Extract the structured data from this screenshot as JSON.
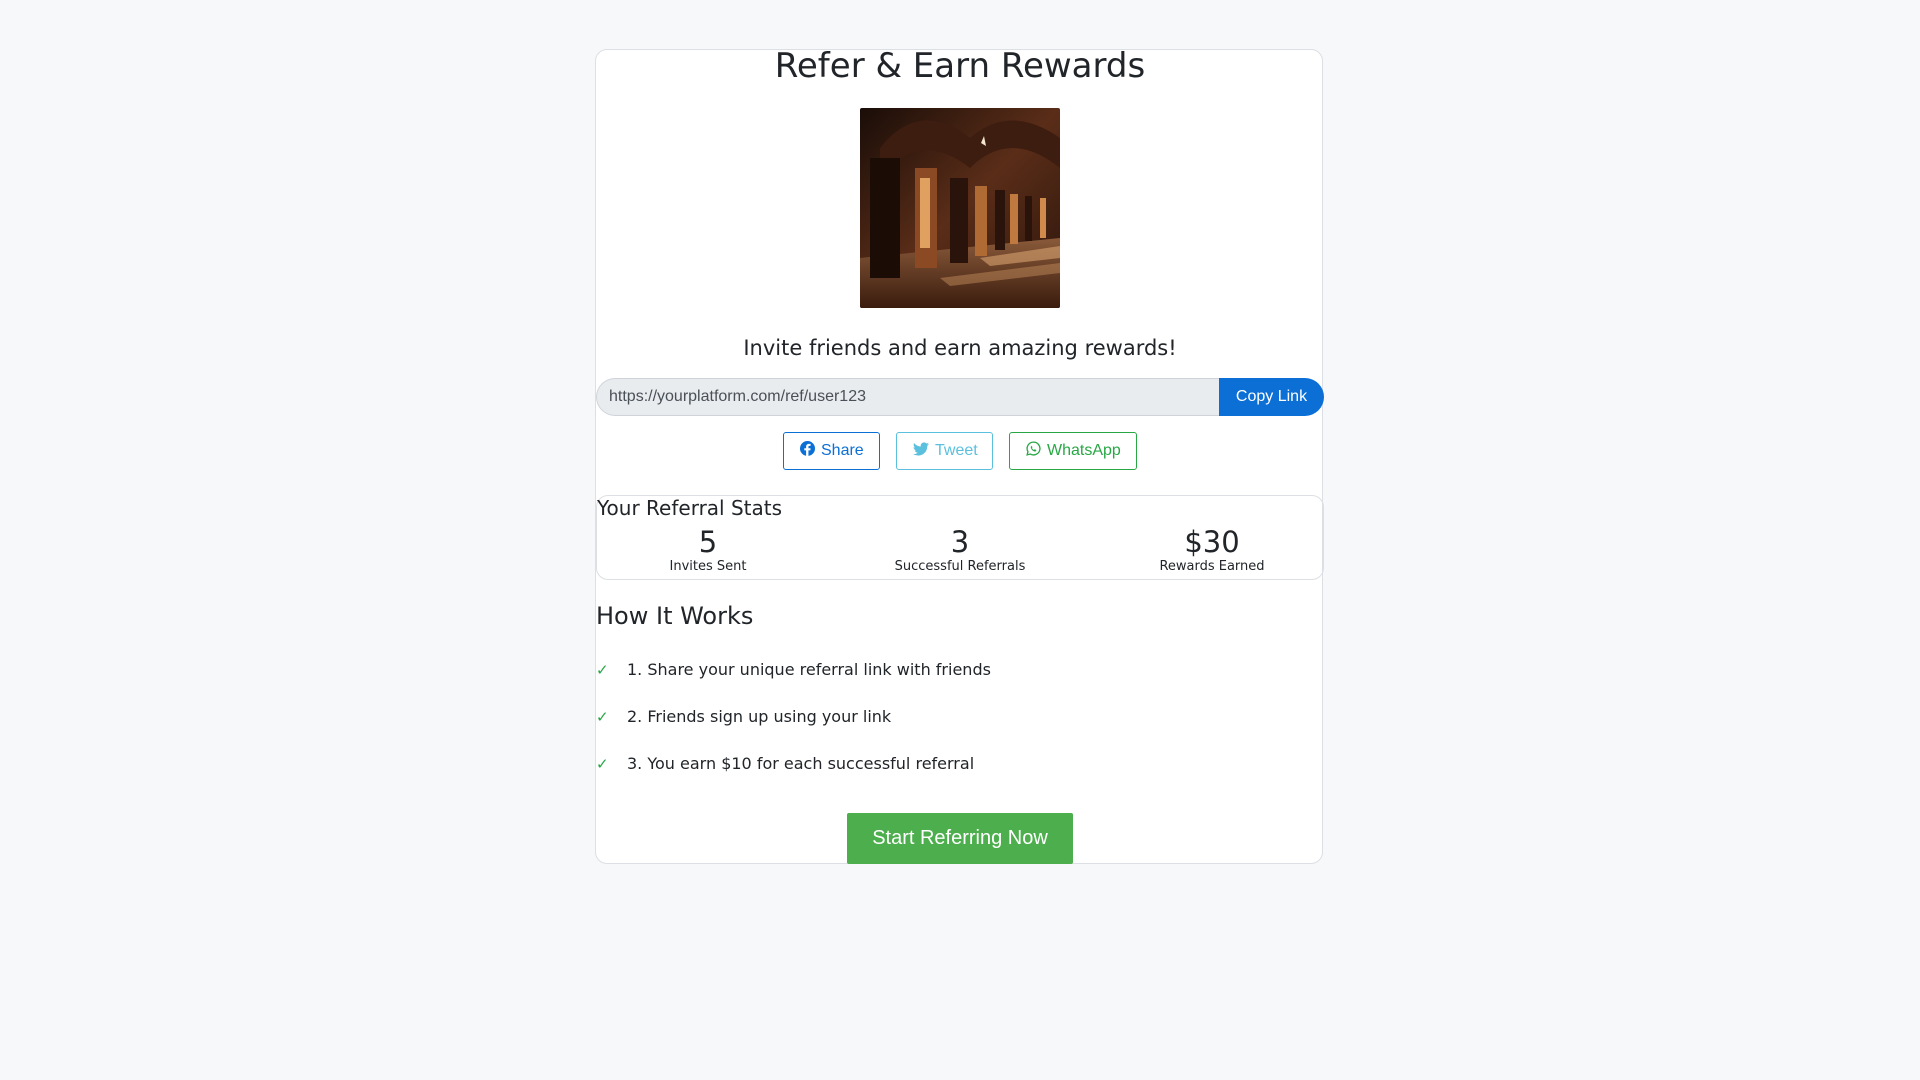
{
  "page": {
    "title": "Refer & Earn Rewards",
    "subtitle": "Invite friends and earn amazing rewards!"
  },
  "referral": {
    "link": "https://yourplatform.com/ref/user123",
    "copy_label": "Copy Link"
  },
  "share": {
    "facebook_label": "Share",
    "twitter_label": "Tweet",
    "whatsapp_label": "WhatsApp"
  },
  "stats": {
    "title": "Your Referral Stats",
    "items": [
      {
        "value": "5",
        "label": "Invites Sent"
      },
      {
        "value": "3",
        "label": "Successful Referrals"
      },
      {
        "value": "$30",
        "label": "Rewards Earned"
      }
    ]
  },
  "how": {
    "title": "How It Works",
    "steps": [
      {
        "check": "✓",
        "text": "1. Share your unique referral link with friends"
      },
      {
        "check": "✓",
        "text": "2. Friends sign up using your link"
      },
      {
        "check": "✓",
        "text": "3. You earn $10 for each successful referral"
      }
    ]
  },
  "cta": {
    "label": "Start Referring Now"
  },
  "colors": {
    "primary": "#0b6fd6",
    "info": "#5bc0de",
    "success": "#28a745",
    "cta": "#4cae4c"
  }
}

- Task instructions: Write out the whole listing exactly, and drop the pictures.

- Output:
Extract the structured data from this screenshot as JSON.
{
  "page": {
    "title": "Refer & Earn Rewards",
    "subtitle": "Invite friends and earn amazing rewards!"
  },
  "referral": {
    "link": "https://yourplatform.com/ref/user123",
    "copy_label": "Copy Link"
  },
  "share": {
    "facebook_label": "Share",
    "twitter_label": "Tweet",
    "whatsapp_label": "WhatsApp"
  },
  "stats": {
    "title": "Your Referral Stats",
    "items": [
      {
        "value": "5",
        "label": "Invites Sent"
      },
      {
        "value": "3",
        "label": "Successful Referrals"
      },
      {
        "value": "$30",
        "label": "Rewards Earned"
      }
    ]
  },
  "how": {
    "title": "How It Works",
    "steps": [
      {
        "check": "✓",
        "text": "1. Share your unique referral link with friends"
      },
      {
        "check": "✓",
        "text": "2. Friends sign up using your link"
      },
      {
        "check": "✓",
        "text": "3. You earn $10 for each successful referral"
      }
    ]
  },
  "cta": {
    "label": "Start Referring Now"
  },
  "colors": {
    "primary": "#0b6fd6",
    "info": "#5bc0de",
    "success": "#28a745",
    "cta": "#4cae4c"
  }
}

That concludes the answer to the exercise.